• _STATED PROBLEM 1_
In the passage on Peter Beinart's argument, what is the title of Arthur Schlesinger's 1949 classic?

• _PROVIDED TEXT_
Say what you will about Peter Beinart's argument about liberals and foreign policy, it sure does inspire some brilliant reviews. I recently came across three of them, all excellent. First there was Kevin Mattison's in the Boston Review, here:
Beinart's effort to yoke the Taliban and the totalitarianism of the Cold War is understandable. It helps him de-emphasize radical Islamic zealotry as the motivating factor of terror and violence. It is a point that Berman had already made in Terror and Liberalism: any talk of a "clash of civilizations" is dangerous since it places the United States in the position of fighting Islam. Yoking radical Islam with Western totalitarianism, as Berman and Beinart do, allows one to evade a story of civilizational conflict. But good motives do not ensure effective analogies. And this analogy needs to work if it is to generate the level of anxiety that nurtures Beinart's liberal hawkism.
Cold War writers rightly understood totalitarianism as distinctly modern and Western. Fascism had arisen in Western Europe, after all, and Marxist communism was a by-product of the Enlightenment. This explains why totalitarian ideas demanded serious attention. They held a certain appeal for "Western man" living in a new "age of anxiety," as Arthur Schlesinger put it in his 1949 classic The Vital Center.
But who today believes that radical Islam offers something to Western man living in his current age of anxiety? Schlesinger knew their numbers were small, but he reminded his readers that the Soviet Union did have its supporters -- for example, within the ranks of Henry Wallace's Progressive Party. He could also point to numerous memoirs of ex-communists who explained why the ideology had appealed to them. The I-was-once-a-communist books were central to the forging of Cold War political thought. Whittaker Chambers's Witness, James Wechsler's The Age of Suspicion, the essays gathered in The God That Failed -- all had different interpretations, but each included a narrative about the author's life that explained the power and error of communist ideas. So where are the books by the former adherents of radical Islam? It is hard to imagine if John Walker Lindh told his personal tale today that it would matter.

• _STATED PROBLEM 2_
Copy out the entries from their first line through the line that contains "y-tick-label: 0.6 (1441, 669, 1505, 720)", with both ends included.

• _PROVIDED MATERIAL_
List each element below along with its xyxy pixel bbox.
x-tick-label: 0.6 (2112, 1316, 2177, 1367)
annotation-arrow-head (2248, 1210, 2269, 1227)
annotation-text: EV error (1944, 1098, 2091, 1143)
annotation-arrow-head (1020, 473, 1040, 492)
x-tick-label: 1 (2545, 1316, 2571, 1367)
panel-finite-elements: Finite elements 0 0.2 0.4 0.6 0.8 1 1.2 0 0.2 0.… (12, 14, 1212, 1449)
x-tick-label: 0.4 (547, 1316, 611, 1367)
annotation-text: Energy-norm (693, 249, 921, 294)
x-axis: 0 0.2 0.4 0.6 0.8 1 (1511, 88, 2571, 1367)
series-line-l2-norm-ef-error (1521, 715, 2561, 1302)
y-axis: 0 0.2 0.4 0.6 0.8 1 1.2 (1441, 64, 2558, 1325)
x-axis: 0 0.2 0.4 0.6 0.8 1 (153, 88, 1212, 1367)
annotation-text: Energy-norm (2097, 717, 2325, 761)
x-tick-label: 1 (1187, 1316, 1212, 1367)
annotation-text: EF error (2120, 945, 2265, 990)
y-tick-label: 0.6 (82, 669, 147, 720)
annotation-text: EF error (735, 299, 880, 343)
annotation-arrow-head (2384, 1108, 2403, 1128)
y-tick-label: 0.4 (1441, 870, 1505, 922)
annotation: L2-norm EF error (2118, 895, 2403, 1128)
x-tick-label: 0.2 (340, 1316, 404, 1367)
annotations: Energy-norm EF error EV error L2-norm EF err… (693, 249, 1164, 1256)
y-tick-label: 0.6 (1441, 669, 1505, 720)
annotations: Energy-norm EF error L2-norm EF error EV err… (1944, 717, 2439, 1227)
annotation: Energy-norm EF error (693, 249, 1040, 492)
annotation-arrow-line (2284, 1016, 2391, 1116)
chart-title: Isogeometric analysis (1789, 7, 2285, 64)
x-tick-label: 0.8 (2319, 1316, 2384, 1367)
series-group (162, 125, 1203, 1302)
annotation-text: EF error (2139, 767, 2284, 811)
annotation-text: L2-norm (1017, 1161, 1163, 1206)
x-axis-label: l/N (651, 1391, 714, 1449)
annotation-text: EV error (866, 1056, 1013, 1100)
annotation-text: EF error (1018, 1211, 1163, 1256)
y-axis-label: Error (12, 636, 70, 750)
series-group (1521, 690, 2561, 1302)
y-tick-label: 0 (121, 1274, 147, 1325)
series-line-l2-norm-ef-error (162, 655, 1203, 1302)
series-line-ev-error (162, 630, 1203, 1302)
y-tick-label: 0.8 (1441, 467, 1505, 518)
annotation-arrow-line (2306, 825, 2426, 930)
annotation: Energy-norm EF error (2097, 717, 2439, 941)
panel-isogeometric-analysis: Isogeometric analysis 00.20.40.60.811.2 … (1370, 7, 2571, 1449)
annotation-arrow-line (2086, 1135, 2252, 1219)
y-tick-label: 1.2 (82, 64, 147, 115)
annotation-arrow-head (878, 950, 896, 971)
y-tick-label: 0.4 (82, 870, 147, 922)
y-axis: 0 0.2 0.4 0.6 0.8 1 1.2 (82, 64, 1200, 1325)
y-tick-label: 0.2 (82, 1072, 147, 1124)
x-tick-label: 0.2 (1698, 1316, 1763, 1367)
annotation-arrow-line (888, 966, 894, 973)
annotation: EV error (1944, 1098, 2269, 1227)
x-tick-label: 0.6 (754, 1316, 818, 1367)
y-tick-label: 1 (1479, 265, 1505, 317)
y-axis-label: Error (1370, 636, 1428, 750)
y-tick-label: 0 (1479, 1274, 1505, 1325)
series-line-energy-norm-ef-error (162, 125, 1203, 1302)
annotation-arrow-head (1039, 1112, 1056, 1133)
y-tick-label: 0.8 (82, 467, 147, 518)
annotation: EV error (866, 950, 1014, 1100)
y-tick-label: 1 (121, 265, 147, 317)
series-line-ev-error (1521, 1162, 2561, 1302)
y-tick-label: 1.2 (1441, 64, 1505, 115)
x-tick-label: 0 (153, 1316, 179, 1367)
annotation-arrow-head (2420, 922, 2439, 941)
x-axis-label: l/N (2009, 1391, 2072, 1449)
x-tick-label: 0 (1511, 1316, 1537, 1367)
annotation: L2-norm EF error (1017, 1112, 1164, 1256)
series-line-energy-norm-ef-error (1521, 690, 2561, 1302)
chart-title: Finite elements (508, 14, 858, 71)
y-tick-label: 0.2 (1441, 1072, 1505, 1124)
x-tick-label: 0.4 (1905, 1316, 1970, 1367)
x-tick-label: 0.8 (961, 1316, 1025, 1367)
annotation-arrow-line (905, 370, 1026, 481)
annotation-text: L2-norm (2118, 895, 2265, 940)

• _FULL SOLUTION 1_
The Vital Center

• _FULL SOLUTION 2_
List each element below along with its xyxy pixel bbox.
x-tick-label: 0.6 (2112, 1316, 2177, 1367)
annotation-arrow-head (2248, 1210, 2269, 1227)
annotation-text: EV error (1944, 1098, 2091, 1143)
annotation-arrow-head (1020, 473, 1040, 492)
x-tick-label: 1 (2545, 1316, 2571, 1367)
panel-finite-elements: Finite elements 0 0.2 0.4 0.6 0.8 1 1.2 0 0.2 0.… (12, 14, 1212, 1449)
x-tick-label: 0.4 (547, 1316, 611, 1367)
annotation-text: Energy-norm (693, 249, 921, 294)
x-axis: 0 0.2 0.4 0.6 0.8 1 (1511, 88, 2571, 1367)
series-line-l2-norm-ef-error (1521, 715, 2561, 1302)
y-axis: 0 0.2 0.4 0.6 0.8 1 1.2 (1441, 64, 2558, 1325)
x-axis: 0 0.2 0.4 0.6 0.8 1 (153, 88, 1212, 1367)
annotation-text: Energy-norm (2097, 717, 2325, 761)
x-tick-label: 1 (1187, 1316, 1212, 1367)
annotation-text: EF error (2120, 945, 2265, 990)
y-tick-label: 0.6 (82, 669, 147, 720)
annotation-text: EF error (735, 299, 880, 343)
annotation-arrow-head (2384, 1108, 2403, 1128)
y-tick-label: 0.4 (1441, 870, 1505, 922)
annotation: L2-norm EF error (2118, 895, 2403, 1128)
x-tick-label: 0.2 (340, 1316, 404, 1367)
annotations: Energy-norm EF error EV error L2-norm EF err… (693, 249, 1164, 1256)
y-tick-label: 0.6 (1441, 669, 1505, 720)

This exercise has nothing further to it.